### [JOB]
Every entry needs to be reproduced exactly.

### [Saved entries]
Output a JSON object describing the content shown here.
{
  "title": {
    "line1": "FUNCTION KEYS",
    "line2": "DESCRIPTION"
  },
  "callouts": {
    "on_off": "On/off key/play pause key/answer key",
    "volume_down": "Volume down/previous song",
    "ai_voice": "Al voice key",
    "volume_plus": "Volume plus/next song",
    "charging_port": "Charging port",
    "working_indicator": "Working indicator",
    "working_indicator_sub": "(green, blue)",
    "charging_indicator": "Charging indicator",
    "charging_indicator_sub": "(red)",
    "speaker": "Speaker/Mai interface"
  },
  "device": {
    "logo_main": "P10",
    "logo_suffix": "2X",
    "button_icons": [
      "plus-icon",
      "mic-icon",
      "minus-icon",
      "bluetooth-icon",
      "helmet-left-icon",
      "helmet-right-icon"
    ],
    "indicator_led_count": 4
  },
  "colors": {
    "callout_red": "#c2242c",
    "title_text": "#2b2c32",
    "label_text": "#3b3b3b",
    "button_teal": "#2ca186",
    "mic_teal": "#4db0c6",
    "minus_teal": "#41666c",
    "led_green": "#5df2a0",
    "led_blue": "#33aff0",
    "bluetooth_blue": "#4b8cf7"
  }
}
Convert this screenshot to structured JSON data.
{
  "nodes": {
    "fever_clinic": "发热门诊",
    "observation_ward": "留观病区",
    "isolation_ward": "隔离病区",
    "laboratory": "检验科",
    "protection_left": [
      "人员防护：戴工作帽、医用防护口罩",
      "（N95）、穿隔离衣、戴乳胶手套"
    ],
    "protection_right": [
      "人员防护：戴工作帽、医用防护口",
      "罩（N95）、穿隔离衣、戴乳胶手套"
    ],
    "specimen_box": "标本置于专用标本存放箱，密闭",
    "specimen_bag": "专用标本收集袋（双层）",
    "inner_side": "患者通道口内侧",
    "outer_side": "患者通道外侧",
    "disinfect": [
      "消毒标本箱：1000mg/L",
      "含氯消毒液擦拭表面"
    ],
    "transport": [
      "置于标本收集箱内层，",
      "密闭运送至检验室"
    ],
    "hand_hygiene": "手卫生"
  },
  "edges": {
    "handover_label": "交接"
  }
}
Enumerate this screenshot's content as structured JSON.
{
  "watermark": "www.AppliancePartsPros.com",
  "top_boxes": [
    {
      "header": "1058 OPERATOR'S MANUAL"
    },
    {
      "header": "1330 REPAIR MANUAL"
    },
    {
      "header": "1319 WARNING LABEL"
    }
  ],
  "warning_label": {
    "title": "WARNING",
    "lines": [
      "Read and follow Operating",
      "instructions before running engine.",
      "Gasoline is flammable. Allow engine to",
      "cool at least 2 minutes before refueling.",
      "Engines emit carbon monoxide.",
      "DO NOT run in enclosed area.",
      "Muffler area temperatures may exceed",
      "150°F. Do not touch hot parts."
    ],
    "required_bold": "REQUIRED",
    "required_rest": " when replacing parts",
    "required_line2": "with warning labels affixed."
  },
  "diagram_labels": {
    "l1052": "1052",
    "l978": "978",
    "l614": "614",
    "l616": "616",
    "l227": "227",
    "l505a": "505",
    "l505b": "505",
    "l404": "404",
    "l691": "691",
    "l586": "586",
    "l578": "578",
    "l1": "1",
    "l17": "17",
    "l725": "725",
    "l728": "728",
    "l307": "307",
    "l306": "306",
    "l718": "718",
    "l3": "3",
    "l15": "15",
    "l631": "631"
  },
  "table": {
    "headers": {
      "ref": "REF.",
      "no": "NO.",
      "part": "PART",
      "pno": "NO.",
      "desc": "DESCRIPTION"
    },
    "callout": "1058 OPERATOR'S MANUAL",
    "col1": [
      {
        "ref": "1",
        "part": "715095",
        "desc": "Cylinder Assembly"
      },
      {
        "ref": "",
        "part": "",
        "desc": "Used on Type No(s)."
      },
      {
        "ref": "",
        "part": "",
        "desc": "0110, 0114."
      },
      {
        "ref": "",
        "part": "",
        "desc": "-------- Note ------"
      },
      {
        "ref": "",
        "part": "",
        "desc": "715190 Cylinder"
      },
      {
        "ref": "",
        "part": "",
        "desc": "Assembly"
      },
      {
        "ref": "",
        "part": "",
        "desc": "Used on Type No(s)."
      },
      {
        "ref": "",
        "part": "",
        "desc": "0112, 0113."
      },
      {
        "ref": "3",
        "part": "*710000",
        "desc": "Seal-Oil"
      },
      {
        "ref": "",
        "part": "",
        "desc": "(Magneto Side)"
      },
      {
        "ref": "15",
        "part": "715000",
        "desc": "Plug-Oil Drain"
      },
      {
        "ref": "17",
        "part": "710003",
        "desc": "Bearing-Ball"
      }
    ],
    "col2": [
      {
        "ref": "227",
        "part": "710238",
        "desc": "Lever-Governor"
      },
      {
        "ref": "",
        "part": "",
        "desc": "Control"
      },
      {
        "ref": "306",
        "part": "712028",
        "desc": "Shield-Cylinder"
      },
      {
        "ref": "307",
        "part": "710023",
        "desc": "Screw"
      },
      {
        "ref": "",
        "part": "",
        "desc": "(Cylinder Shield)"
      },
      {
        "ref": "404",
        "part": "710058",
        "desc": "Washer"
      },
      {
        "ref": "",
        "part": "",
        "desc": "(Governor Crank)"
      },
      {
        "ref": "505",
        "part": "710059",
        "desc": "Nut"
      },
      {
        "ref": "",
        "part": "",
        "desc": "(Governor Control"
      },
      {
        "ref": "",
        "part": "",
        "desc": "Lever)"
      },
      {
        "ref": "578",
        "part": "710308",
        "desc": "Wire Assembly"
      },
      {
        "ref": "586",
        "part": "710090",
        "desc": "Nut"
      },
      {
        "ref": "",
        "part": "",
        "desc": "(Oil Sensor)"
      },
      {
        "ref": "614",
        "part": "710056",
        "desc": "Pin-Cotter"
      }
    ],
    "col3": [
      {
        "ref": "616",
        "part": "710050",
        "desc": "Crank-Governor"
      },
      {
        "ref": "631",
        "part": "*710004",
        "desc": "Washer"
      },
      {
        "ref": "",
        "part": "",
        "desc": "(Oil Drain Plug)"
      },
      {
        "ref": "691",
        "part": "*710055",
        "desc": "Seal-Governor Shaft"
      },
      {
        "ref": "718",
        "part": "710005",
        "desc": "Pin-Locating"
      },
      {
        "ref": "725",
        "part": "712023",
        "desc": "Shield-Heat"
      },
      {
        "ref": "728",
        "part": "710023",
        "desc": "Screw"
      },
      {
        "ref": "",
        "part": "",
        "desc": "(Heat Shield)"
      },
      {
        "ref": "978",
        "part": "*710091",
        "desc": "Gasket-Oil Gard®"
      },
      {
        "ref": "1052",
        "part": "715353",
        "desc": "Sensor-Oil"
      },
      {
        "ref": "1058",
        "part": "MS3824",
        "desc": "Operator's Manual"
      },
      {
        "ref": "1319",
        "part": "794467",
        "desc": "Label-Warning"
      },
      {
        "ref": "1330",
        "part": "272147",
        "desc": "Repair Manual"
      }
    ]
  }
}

### [RIGHT ANSWER]
Output a JSON object describing the content shown here.
{
  "title": {
    "line1": "FUNCTION KEYS",
    "line2": "DESCRIPTION"
  },
  "callouts": {
    "on_off": "On/off key/play pause key/answer key",
    "volume_down": "Volume down/previous song",
    "ai_voice": "Al voice key",
    "volume_plus": "Volume plus/next song",
    "charging_port": "Charging port",
    "working_indicator": "Working indicator",
    "working_indicator_sub": "(green, blue)",
    "charging_indicator": "Charging indicator",
    "charging_indicator_sub": "(red)",
    "speaker": "Speaker/Mai interface"
  },
  "device": {
    "logo_main": "P10",
    "logo_suffix": "2X",
    "button_icons": [
      "plus-icon",
      "mic-icon",
      "minus-icon",
      "bluetooth-icon",
      "helmet-left-icon",
      "helmet-right-icon"
    ],
    "indicator_led_count": 4
  },
  "colors": {
    "callout_red": "#c2242c",
    "title_text": "#2b2c32",
    "label_text": "#3b3b3b",
    "button_teal": "#2ca186",
    "mic_teal": "#4db0c6",
    "minus_teal": "#41666c",
    "led_green": "#5df2a0",
    "led_blue": "#33aff0",
    "bluetooth_blue": "#4b8cf7"
  }
}
Convert this screenshot to structured JSON data.
{
  "nodes": {
    "fever_clinic": "发热门诊",
    "observation_ward": "留观病区",
    "isolation_ward": "隔离病区",
    "laboratory": "检验科",
    "protection_left": [
      "人员防护：戴工作帽、医用防护口罩",
      "（N95）、穿隔离衣、戴乳胶手套"
    ],
    "protection_right": [
      "人员防护：戴工作帽、医用防护口",
      "罩（N95）、穿隔离衣、戴乳胶手套"
    ],
    "specimen_box": "标本置于专用标本存放箱，密闭",
    "specimen_bag": "专用标本收集袋（双层）",
    "inner_side": "患者通道口内侧",
    "outer_side": "患者通道外侧",
    "disinfect": [
      "消毒标本箱：1000mg/L",
      "含氯消毒液擦拭表面"
    ],
    "transport": [
      "置于标本收集箱内层，",
      "密闭运送至检验室"
    ],
    "hand_hygiene": "手卫生"
  },
  "edges": {
    "handover_label": "交接"
  }
}
Enumerate this screenshot's content as structured JSON.
{
  "watermark": "www.AppliancePartsPros.com",
  "top_boxes": [
    {
      "header": "1058 OPERATOR'S MANUAL"
    },
    {
      "header": "1330 REPAIR MANUAL"
    },
    {
      "header": "1319 WARNING LABEL"
    }
  ],
  "warning_label": {
    "title": "WARNING",
    "lines": [
      "Read and follow Operating",
      "instructions before running engine.",
      "Gasoline is flammable. Allow engine to",
      "cool at least 2 minutes before refueling.",
      "Engines emit carbon monoxide.",
      "DO NOT run in enclosed area.",
      "Muffler area temperatures may exceed",
      "150°F. Do not touch hot parts."
    ],
    "required_bold": "REQUIRED",
    "required_rest": " when replacing parts",
    "required_line2": "with warning labels affixed."
  },
  "diagram_labels": {
    "l1052": "1052",
    "l978": "978",
    "l614": "614",
    "l616": "616",
    "l227": "227",
    "l505a": "505",
    "l505b": "505",
    "l404": "404",
    "l691": "691",
    "l586": "586",
    "l578": "578",
    "l1": "1",
    "l17": "17",
    "l725": "725",
    "l728": "728",
    "l307": "307",
    "l306": "306",
    "l718": "718",
    "l3": "3",
    "l15": "15",
    "l631": "631"
  },
  "table": {
    "headers": {
      "ref": "REF.",
      "no": "NO.",
      "part": "PART",
      "pno": "NO.",
      "desc": "DESCRIPTION"
    },
    "callout": "1058 OPERATOR'S MANUAL",
    "col1": [
      {
        "ref": "1",
        "part": "715095",
        "desc": "Cylinder Assembly"
      },
      {
        "ref": "",
        "part": "",
        "desc": "Used on Type No(s)."
      },
      {
        "ref": "",
        "part": "",
        "desc": "0110, 0114."
      },
      {
        "ref": "",
        "part": "",
        "desc": "-------- Note ------"
      },
      {
        "ref": "",
        "part": "",
        "desc": "715190 Cylinder"
      },
      {
        "ref": "",
        "part": "",
        "desc": "Assembly"
      },
      {
        "ref": "",
        "part": "",
        "desc": "Used on Type No(s)."
      },
      {
        "ref": "",
        "part": "",
        "desc": "0112, 0113."
      },
      {
        "ref": "3",
        "part": "*710000",
        "desc": "Seal-Oil"
      },
      {
        "ref": "",
        "part": "",
        "desc": "(Magneto Side)"
      },
      {
        "ref": "15",
        "part": "715000",
        "desc": "Plug-Oil Drain"
      },
      {
        "ref": "17",
        "part": "710003",
        "desc": "Bearing-Ball"
      }
    ],
    "col2": [
      {
        "ref": "227",
        "part": "710238",
        "desc": "Lever-Governor"
      },
      {
        "ref": "",
        "part": "",
        "desc": "Control"
      },
      {
        "ref": "306",
        "part": "712028",
        "desc": "Shield-Cylinder"
      },
      {
        "ref": "307",
        "part": "710023",
        "desc": "Screw"
      },
      {
        "ref": "",
        "part": "",
        "desc": "(Cylinder Shield)"
      },
      {
        "ref": "404",
        "part": "710058",
        "desc": "Washer"
      },
      {
        "ref": "",
        "part": "",
        "desc": "(Governor Crank)"
      },
      {
        "ref": "505",
        "part": "710059",
        "desc": "Nut"
      },
      {
        "ref": "",
        "part": "",
        "desc": "(Governor Control"
      },
      {
        "ref": "",
        "part": "",
        "desc": "Lever)"
      },
      {
        "ref": "578",
        "part": "710308",
        "desc": "Wire Assembly"
      },
      {
        "ref": "586",
        "part": "710090",
        "desc": "Nut"
      },
      {
        "ref": "",
        "part": "",
        "desc": "(Oil Sensor)"
      },
      {
        "ref": "614",
        "part": "710056",
        "desc": "Pin-Cotter"
      }
    ],
    "col3": [
      {
        "ref": "616",
        "part": "710050",
        "desc": "Crank-Governor"
      },
      {
        "ref": "631",
        "part": "*710004",
        "desc": "Washer"
      },
      {
        "ref": "",
        "part": "",
        "desc": "(Oil Drain Plug)"
      },
      {
        "ref": "691",
        "part": "*710055",
        "desc": "Seal-Governor Shaft"
      },
      {
        "ref": "718",
        "part": "710005",
        "desc": "Pin-Locating"
      },
      {
        "ref": "725",
        "part": "712023",
        "desc": "Shield-Heat"
      },
      {
        "ref": "728",
        "part": "710023",
        "desc": "Screw"
      },
      {
        "ref": "",
        "part": "",
        "desc": "(Heat Shield)"
      },
      {
        "ref": "978",
        "part": "*710091",
        "desc": "Gasket-Oil Gard®"
      },
      {
        "ref": "1052",
        "part": "715353",
        "desc": "Sensor-Oil"
      },
      {
        "ref": "1058",
        "part": "MS3824",
        "desc": "Operator's Manual"
      },
      {
        "ref": "1319",
        "part": "794467",
        "desc": "Label-Warning"
      },
      {
        "ref": "1330",
        "part": "272147",
        "desc": "Repair Manual"
      }
    ]
  }
}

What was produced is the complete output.